§ Extract provided
------------

What individual factors influence olanzapine plasma concentrations during olanzapine long-acting injection treatment?
Smoking is known to increase the clearance of olanzapine, resulting in lower average steady-state plasma concentrations (Fulton and Goa, 1997; Carrillo et al., 2003; Gex-Fabry et al., 2003; de Leon, 2004; Skogh et al., 2011). Figure 8 shows the distribution of olanzapine plasma concentrations in smokers versus nonsmokers in the 24-week OLAI study for patients randomized to different doses of OLAI (Fig. 8b) or oral olanzapine (Fig. 8a). Olanzapine concentrations were higher in nonsmokers than in smokers, irrespective of the mode of administration of olanzapine, although the effects of smoking were somewhat less pronounced in the OLAI patients than in the oral patients. However, notably, there is a very large interindividual variability in steady-state olanzapine plasma concentrations, and this variability reflects a variety of factors. Therefore, solely the impact of smoking is not predictive of the absolute magnitude of plasma concentrations for an individual patient. Similarly, small differences in the distribution of concentrations were observed between female and male patients (data not shown) and consistent with previous findings of women typically showing a shift toward a higher distribution of steady-state olanzapine concentrations (Callaghan et al., 1999). These results suggest that the typical steady-state plasma concentration of olanzapine resulting from doses of either oral olanzapine or OLAI may be higher for women or nonsmokers than the typical olanzapine plasma concentration for men or smokers. Additional subanalyses comparing the olanzapine plasma concentrations in obese and nonobese patients, White and non-White patients, and patients less than or equal to 40 years versus patients more than 40 years did not show a clinically meaningful difference in the distribution of olanzapine concentrations between these subgroups.
Does accumulation occur with long-term use after achieving a steady state and how long is olanzapine measurable in the systemic circulation after the last olanzapine long-acting injection?
Steady-state olanzapine plasma concentrations remained consistent over time, with no evidence of continuing accumulation over the course of 6 years of treatment in an open-label extension study (McDonnell et al., 2011) (data not shown). Because this was a flexibly dosed study and doses could be increased or decreased at any time, the analysis of consistency of plasma concentrations over time required the use of dose normalization to control for changes in dose. Steady-state olanzapine concentrations were normalized by dividing an individual’s measured olanzapine concentration by their dose (mg/day) of olanzapine. Results showed that the median dose-normalized olanzapine plasma concentrations did not change markedly (no trend of an increase or decrease) over the period of 6 years with a measurement of olanzapine concentration made every 3 months. The median dose-normalized olanzapine concentration was 2.25 (ng/ml)/(mg/day), ranging from 1.01 (ng/ml)/(mg/day) (10th percentile) to 4.26 (ng/ml)/(mg/day) (90th percentile). This median and range of dose-normalized concentrations may be useful to clinicians as a ‘reference range’. Clinicians can multiply these values by any specific mg/day dosage for OLAI to provide a reasonable approximation of the anticipated steady-state olanzapine plasma concentration range that is associated with prolonged OLAI treatment.

------------

[Lines listed in a dataset]
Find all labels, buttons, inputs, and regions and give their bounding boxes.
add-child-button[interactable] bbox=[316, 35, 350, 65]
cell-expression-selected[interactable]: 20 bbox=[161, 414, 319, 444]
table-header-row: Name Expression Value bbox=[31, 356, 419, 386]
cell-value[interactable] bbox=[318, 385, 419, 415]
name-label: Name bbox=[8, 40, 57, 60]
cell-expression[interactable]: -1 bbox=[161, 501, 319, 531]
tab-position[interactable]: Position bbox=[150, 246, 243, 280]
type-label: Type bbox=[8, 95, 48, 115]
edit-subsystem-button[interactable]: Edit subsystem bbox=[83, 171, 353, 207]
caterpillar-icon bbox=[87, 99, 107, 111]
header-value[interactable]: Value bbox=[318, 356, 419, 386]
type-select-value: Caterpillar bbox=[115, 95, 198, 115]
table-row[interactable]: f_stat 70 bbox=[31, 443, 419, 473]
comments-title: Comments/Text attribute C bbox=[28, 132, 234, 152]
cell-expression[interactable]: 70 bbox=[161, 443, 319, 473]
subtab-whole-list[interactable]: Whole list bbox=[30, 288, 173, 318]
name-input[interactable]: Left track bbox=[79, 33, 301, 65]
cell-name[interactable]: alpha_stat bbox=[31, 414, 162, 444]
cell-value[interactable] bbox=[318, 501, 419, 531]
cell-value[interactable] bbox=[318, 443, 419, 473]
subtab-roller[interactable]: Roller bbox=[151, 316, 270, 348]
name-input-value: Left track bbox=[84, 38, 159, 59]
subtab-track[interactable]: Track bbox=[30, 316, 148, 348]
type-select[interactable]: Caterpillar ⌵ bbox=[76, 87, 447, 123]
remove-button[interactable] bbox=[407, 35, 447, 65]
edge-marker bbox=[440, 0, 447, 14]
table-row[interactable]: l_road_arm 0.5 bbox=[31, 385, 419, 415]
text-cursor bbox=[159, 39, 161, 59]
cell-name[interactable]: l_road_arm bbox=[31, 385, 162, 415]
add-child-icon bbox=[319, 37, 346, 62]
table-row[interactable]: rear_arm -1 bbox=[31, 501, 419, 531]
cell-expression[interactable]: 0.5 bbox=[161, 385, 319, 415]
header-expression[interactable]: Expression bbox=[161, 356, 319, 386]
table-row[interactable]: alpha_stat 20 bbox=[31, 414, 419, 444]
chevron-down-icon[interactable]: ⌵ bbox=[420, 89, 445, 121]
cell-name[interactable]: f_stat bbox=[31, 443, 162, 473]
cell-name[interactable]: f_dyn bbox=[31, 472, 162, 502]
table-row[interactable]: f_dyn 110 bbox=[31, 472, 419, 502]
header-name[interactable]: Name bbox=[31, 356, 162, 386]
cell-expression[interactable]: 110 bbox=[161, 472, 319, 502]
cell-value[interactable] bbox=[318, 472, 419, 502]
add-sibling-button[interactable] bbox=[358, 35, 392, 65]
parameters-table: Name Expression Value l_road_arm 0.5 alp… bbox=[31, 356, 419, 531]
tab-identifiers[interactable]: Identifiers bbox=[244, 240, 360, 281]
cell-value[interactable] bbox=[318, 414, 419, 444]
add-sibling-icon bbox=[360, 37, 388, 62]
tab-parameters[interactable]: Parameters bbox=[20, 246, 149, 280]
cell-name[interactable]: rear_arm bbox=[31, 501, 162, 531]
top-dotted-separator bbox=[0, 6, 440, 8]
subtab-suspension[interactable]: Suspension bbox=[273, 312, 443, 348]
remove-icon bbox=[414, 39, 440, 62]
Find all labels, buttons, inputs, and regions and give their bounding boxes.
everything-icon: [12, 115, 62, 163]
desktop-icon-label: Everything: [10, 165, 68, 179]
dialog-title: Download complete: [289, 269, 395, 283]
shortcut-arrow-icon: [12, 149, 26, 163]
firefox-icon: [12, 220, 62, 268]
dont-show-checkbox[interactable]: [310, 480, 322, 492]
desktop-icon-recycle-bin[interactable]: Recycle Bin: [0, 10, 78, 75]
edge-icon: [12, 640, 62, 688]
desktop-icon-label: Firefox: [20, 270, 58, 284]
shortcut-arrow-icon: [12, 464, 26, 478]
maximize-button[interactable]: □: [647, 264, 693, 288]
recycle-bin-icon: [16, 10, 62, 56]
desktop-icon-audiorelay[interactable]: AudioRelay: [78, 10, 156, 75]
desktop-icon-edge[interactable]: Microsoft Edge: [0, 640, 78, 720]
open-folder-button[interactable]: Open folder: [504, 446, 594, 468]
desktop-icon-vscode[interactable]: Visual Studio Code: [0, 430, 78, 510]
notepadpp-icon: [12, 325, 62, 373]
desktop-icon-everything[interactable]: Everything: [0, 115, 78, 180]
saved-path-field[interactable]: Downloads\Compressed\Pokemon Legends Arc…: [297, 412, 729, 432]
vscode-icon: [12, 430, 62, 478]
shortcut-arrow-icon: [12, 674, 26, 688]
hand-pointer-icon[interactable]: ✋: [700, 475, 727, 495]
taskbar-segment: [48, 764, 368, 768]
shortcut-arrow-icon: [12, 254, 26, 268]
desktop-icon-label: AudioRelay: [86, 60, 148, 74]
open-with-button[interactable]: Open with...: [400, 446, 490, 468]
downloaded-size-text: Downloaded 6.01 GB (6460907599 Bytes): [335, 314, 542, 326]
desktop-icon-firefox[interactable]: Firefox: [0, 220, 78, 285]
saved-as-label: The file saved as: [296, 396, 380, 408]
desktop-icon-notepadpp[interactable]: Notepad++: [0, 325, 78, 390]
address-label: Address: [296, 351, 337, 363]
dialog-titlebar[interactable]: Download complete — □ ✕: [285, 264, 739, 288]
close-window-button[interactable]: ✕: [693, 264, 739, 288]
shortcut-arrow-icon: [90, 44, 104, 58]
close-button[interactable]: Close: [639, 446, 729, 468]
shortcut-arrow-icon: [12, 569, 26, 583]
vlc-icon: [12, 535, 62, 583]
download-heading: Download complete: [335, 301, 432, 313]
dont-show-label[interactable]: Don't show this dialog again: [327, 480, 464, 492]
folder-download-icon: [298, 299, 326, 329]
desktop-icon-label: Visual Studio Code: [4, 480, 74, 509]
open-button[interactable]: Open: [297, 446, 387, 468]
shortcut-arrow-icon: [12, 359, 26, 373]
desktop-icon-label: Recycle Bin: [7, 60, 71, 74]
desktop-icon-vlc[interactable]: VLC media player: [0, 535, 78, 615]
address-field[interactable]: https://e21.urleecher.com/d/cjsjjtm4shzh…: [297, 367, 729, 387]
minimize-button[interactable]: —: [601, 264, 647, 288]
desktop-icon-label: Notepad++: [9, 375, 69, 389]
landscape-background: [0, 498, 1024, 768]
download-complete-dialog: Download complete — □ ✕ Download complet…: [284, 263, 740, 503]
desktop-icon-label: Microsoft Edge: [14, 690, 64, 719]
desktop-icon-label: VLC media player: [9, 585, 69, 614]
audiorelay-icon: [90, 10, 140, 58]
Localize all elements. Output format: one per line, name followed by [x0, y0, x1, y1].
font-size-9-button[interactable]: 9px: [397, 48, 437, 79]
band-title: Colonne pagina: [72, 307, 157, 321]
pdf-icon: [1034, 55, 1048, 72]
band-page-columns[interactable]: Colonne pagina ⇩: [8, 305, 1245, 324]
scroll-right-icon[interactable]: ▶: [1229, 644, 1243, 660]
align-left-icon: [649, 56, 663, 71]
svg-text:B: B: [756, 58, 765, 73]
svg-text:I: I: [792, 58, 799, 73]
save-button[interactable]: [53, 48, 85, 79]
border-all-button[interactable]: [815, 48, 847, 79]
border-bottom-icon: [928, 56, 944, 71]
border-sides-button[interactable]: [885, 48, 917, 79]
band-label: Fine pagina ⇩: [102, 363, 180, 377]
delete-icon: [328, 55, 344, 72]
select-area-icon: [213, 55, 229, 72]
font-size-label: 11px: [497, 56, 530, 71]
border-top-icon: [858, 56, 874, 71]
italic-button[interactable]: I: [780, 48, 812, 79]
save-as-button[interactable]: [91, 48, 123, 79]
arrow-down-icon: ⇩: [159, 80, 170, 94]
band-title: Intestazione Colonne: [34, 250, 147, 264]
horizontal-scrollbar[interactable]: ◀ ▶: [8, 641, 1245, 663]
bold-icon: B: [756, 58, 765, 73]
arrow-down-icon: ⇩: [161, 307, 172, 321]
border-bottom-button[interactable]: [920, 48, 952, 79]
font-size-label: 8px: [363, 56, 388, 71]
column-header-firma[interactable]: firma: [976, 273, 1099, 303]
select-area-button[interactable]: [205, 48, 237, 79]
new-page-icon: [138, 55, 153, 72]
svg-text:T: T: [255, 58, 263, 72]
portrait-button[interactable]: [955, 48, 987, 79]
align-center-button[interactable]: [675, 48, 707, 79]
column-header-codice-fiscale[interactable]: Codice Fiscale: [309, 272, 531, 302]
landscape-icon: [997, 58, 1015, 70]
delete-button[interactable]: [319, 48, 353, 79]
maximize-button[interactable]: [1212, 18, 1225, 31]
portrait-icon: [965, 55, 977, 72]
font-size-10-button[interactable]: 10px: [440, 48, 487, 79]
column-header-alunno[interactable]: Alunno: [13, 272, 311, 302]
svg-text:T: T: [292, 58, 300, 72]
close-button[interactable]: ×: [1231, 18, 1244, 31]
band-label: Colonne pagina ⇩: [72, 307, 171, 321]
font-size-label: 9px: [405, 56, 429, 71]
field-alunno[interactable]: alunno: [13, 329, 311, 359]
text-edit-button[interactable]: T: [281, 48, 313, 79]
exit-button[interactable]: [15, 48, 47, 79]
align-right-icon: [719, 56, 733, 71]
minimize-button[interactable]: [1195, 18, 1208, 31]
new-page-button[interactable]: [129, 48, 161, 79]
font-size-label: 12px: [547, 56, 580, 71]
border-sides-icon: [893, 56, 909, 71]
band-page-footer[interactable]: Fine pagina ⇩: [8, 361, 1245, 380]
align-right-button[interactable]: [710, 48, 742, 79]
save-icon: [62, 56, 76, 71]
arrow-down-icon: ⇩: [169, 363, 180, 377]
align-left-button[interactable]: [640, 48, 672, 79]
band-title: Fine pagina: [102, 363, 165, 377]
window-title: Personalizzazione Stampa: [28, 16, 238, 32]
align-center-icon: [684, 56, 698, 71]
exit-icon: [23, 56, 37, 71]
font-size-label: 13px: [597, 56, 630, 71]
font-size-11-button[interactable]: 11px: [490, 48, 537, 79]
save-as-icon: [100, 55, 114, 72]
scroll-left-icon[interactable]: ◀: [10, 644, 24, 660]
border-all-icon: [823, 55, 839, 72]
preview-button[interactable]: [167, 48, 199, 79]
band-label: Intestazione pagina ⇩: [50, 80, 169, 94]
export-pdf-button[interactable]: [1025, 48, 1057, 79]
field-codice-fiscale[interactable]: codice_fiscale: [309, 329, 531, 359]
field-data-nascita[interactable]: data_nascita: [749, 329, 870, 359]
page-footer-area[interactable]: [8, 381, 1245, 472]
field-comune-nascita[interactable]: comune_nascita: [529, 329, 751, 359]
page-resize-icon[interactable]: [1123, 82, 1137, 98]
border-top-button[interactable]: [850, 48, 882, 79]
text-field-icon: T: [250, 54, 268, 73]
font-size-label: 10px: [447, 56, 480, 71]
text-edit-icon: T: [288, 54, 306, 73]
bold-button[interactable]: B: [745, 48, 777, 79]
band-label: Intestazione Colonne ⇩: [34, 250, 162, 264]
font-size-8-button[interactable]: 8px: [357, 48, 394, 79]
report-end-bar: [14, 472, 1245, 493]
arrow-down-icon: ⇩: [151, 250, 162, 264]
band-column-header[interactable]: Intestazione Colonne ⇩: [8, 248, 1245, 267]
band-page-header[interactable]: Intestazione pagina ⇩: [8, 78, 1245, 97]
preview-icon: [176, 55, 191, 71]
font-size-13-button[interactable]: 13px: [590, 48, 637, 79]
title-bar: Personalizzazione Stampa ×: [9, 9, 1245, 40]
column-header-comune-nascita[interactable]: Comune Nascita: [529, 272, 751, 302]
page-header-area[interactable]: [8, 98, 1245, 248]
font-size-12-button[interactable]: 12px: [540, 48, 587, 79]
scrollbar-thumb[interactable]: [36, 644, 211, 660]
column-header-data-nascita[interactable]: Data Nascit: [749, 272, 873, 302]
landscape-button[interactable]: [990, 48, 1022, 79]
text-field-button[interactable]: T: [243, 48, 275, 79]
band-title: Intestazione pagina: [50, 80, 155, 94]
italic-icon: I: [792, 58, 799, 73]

------------

§ Questions on the material
a - Answer these questions on the olanzapine passage:
(i) Which group had higher olanzapine plasma concentrations, smokers or nonsmokers?
(ii) Over how many years of treatment did the open-label extension study find no continuing accumulation?
(iii) What was the median dose-normalized olanzapine concentration?
b - Write what follows the final sentence of the olanzapine passage.

§ Responses for each task
a -
(i) Nonsmokers
(ii) 6 years
(iii) 2.25 (ng/ml)/(mg/day)

b -
Neither clinical nor pharmacokinetic data after the discontinuation of OLAI are available from trials. Because the absorption half-life of OLAI is ∼30 days, the amount of olanzapine to be absorbed from intramuscular tissues is predicted to decrease by ∼50% every 30 days (Fig. 4). Thus, after the last injection, systemic olanzapine plasma concentrations decrease slowly over a period of months. The concentration may be measureable or detectable, especially by a sensitive assay, for a long period (6–8 months) after discontinuation (Eli Lilly and Company Limited, 2013).
How does olanzapine long-acting injection compare with rapid-acting intramuscular olanzapine?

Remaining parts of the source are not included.